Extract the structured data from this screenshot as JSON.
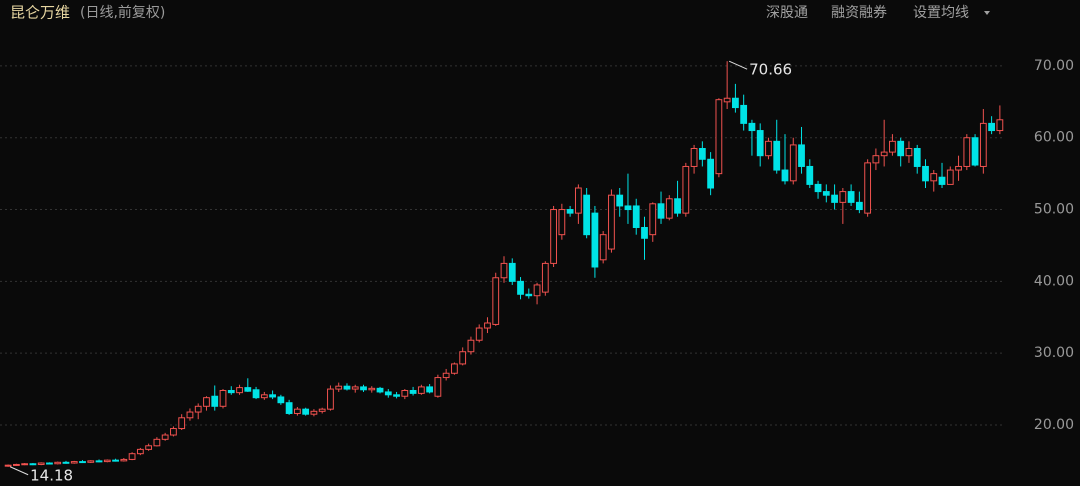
{
  "header": {
    "title": "昆仑万维",
    "subtitle": "(日线,前复权)",
    "buttons": [
      "深股通",
      "融资融券",
      "设置均线"
    ]
  },
  "chart_data": {
    "type": "candlestick",
    "up_color": "#f0524f",
    "down_color": "#00e3e6",
    "ylim": [
      11.5,
      75.7
    ],
    "yticks": [
      {
        "value": 20,
        "label": "20.00"
      },
      {
        "value": 30,
        "label": "30.00"
      },
      {
        "value": 40,
        "label": "40.00"
      },
      {
        "value": 50,
        "label": "50.00"
      },
      {
        "value": 60,
        "label": "60.00"
      },
      {
        "value": 70,
        "label": "70.00"
      }
    ],
    "grid": true,
    "annotations": [
      {
        "value": 70.66,
        "label": "70.66"
      },
      {
        "value": 14.18,
        "label": "14.18"
      }
    ],
    "ohlc": [
      [
        14.3,
        14.5,
        14.18,
        14.4
      ],
      [
        14.4,
        14.6,
        14.3,
        14.5
      ],
      [
        14.5,
        14.7,
        14.4,
        14.6
      ],
      [
        14.6,
        14.7,
        14.4,
        14.5
      ],
      [
        14.5,
        14.8,
        14.4,
        14.7
      ],
      [
        14.7,
        14.8,
        14.5,
        14.6
      ],
      [
        14.6,
        14.9,
        14.5,
        14.8
      ],
      [
        14.8,
        15.0,
        14.6,
        14.7
      ],
      [
        14.7,
        15.0,
        14.6,
        14.9
      ],
      [
        14.9,
        15.1,
        14.7,
        14.8
      ],
      [
        14.8,
        15.1,
        14.7,
        15.0
      ],
      [
        15.0,
        15.2,
        14.8,
        14.9
      ],
      [
        14.9,
        15.2,
        14.8,
        15.1
      ],
      [
        15.1,
        15.3,
        14.9,
        15.0
      ],
      [
        15.0,
        15.4,
        14.9,
        15.2
      ],
      [
        15.2,
        16.2,
        15.1,
        16.0
      ],
      [
        16.0,
        16.8,
        15.8,
        16.6
      ],
      [
        16.6,
        17.4,
        16.4,
        17.1
      ],
      [
        17.1,
        18.3,
        17.0,
        18.0
      ],
      [
        18.0,
        18.9,
        17.8,
        18.6
      ],
      [
        18.6,
        19.8,
        18.4,
        19.5
      ],
      [
        19.5,
        21.5,
        19.3,
        21.0
      ],
      [
        21.0,
        22.3,
        20.6,
        21.8
      ],
      [
        21.8,
        23.0,
        20.8,
        22.6
      ],
      [
        22.6,
        24.0,
        22.0,
        23.8
      ],
      [
        24.0,
        25.5,
        22.0,
        22.6
      ],
      [
        22.6,
        25.0,
        22.3,
        24.8
      ],
      [
        24.8,
        25.4,
        24.2,
        24.5
      ],
      [
        24.5,
        25.6,
        24.2,
        25.2
      ],
      [
        25.2,
        26.5,
        24.6,
        24.7
      ],
      [
        24.9,
        25.3,
        23.6,
        23.8
      ],
      [
        23.8,
        24.6,
        23.5,
        24.2
      ],
      [
        24.2,
        24.8,
        23.6,
        23.9
      ],
      [
        23.9,
        24.2,
        22.8,
        23.1
      ],
      [
        23.1,
        23.5,
        21.4,
        21.6
      ],
      [
        21.6,
        22.5,
        21.3,
        22.2
      ],
      [
        22.2,
        22.4,
        21.3,
        21.5
      ],
      [
        21.5,
        22.2,
        21.2,
        21.9
      ],
      [
        21.9,
        22.4,
        21.6,
        22.2
      ],
      [
        22.2,
        25.5,
        22.0,
        25.0
      ],
      [
        25.0,
        25.9,
        24.6,
        25.4
      ],
      [
        25.4,
        25.8,
        24.8,
        25.0
      ],
      [
        25.0,
        25.6,
        24.5,
        25.3
      ],
      [
        25.3,
        25.6,
        24.6,
        24.9
      ],
      [
        24.9,
        25.4,
        24.5,
        25.1
      ],
      [
        25.1,
        25.3,
        24.4,
        24.6
      ],
      [
        24.6,
        25.0,
        23.8,
        24.2
      ],
      [
        24.2,
        24.6,
        23.7,
        24.0
      ],
      [
        24.0,
        25.0,
        23.6,
        24.8
      ],
      [
        24.8,
        25.3,
        24.1,
        24.4
      ],
      [
        24.4,
        25.6,
        24.2,
        25.3
      ],
      [
        25.3,
        25.7,
        24.4,
        24.6
      ],
      [
        24.0,
        27.0,
        23.8,
        26.6
      ],
      [
        26.6,
        27.8,
        26.2,
        27.2
      ],
      [
        27.2,
        28.7,
        27.0,
        28.5
      ],
      [
        28.5,
        30.8,
        28.3,
        30.2
      ],
      [
        30.2,
        32.3,
        29.8,
        31.8
      ],
      [
        31.8,
        34.0,
        31.5,
        33.5
      ],
      [
        33.5,
        35.0,
        32.8,
        34.2
      ],
      [
        34.0,
        41.2,
        33.8,
        40.5
      ],
      [
        40.5,
        43.5,
        39.8,
        42.5
      ],
      [
        42.5,
        43.2,
        39.5,
        40.0
      ],
      [
        40.0,
        40.6,
        37.5,
        38.2
      ],
      [
        38.2,
        39.0,
        37.6,
        38.0
      ],
      [
        38.0,
        39.8,
        36.8,
        39.5
      ],
      [
        38.5,
        42.8,
        38.0,
        42.5
      ],
      [
        42.5,
        50.5,
        42.0,
        50.0
      ],
      [
        46.5,
        50.8,
        45.8,
        50.0
      ],
      [
        50.0,
        50.5,
        49.0,
        49.5
      ],
      [
        49.5,
        53.5,
        48.0,
        53.0
      ],
      [
        52.0,
        53.0,
        46.0,
        46.5
      ],
      [
        49.5,
        50.5,
        40.5,
        42.0
      ],
      [
        43.0,
        47.0,
        42.5,
        46.5
      ],
      [
        44.5,
        52.8,
        44.0,
        52.0
      ],
      [
        52.0,
        53.0,
        49.0,
        50.5
      ],
      [
        50.5,
        55.0,
        48.0,
        50.0
      ],
      [
        50.5,
        51.5,
        46.5,
        47.5
      ],
      [
        47.5,
        49.0,
        43.0,
        46.0
      ],
      [
        46.5,
        51.0,
        45.5,
        50.8
      ],
      [
        50.8,
        52.5,
        48.0,
        48.8
      ],
      [
        48.8,
        52.0,
        48.5,
        51.5
      ],
      [
        51.5,
        54.0,
        49.0,
        49.5
      ],
      [
        49.5,
        56.5,
        49.0,
        56.0
      ],
      [
        56.0,
        59.0,
        55.0,
        58.5
      ],
      [
        58.5,
        59.5,
        56.0,
        57.0
      ],
      [
        57.0,
        58.0,
        52.0,
        53.0
      ],
      [
        55.0,
        65.5,
        54.5,
        65.3
      ],
      [
        65.0,
        70.66,
        64.0,
        65.5
      ],
      [
        65.5,
        67.5,
        63.5,
        64.2
      ],
      [
        64.5,
        66.0,
        61.0,
        62.0
      ],
      [
        62.0,
        62.5,
        57.5,
        61.0
      ],
      [
        61.0,
        62.0,
        56.0,
        57.5
      ],
      [
        57.5,
        60.0,
        57.0,
        59.5
      ],
      [
        59.5,
        62.5,
        55.0,
        55.5
      ],
      [
        55.5,
        60.5,
        53.5,
        54.0
      ],
      [
        54.0,
        60.0,
        53.5,
        59.0
      ],
      [
        59.0,
        61.5,
        55.0,
        56.0
      ],
      [
        56.0,
        57.0,
        53.0,
        53.5
      ],
      [
        53.5,
        54.0,
        51.5,
        52.5
      ],
      [
        52.5,
        53.5,
        51.0,
        52.0
      ],
      [
        52.0,
        53.5,
        50.0,
        51.0
      ],
      [
        51.0,
        53.0,
        48.0,
        52.5
      ],
      [
        52.5,
        53.5,
        50.5,
        51.0
      ],
      [
        51.0,
        52.5,
        49.5,
        50.0
      ],
      [
        49.5,
        57.0,
        49.0,
        56.5
      ],
      [
        56.5,
        58.5,
        55.5,
        57.5
      ],
      [
        57.5,
        62.5,
        56.0,
        58.0
      ],
      [
        58.0,
        60.5,
        57.5,
        59.5
      ],
      [
        59.5,
        60.0,
        56.0,
        57.5
      ],
      [
        57.5,
        59.5,
        56.5,
        58.5
      ],
      [
        58.5,
        59.0,
        55.0,
        56.0
      ],
      [
        56.0,
        57.0,
        53.0,
        54.0
      ],
      [
        54.0,
        55.5,
        52.5,
        55.0
      ],
      [
        54.5,
        56.5,
        53.0,
        53.5
      ],
      [
        53.5,
        56.0,
        53.5,
        55.5
      ],
      [
        55.5,
        57.5,
        54.0,
        56.0
      ],
      [
        56.0,
        60.5,
        55.5,
        60.0
      ],
      [
        60.0,
        60.5,
        56.0,
        56.2
      ],
      [
        56.0,
        64.0,
        55.0,
        62.0
      ],
      [
        62.0,
        63.0,
        60.5,
        61.0
      ],
      [
        61.0,
        64.5,
        60.5,
        62.5
      ]
    ]
  }
}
=-=-=-=-=
**WHAT YOU SHOULD DO**
Write out each line of the data that holds the string "value".

**FULL OUTPUT**
        "value": 20,
        "value": 30,
        "value": 40,
        "value": 50,
        "value": 60,
        "value": 70,
        "value": 70.66,
        "value": 14.18,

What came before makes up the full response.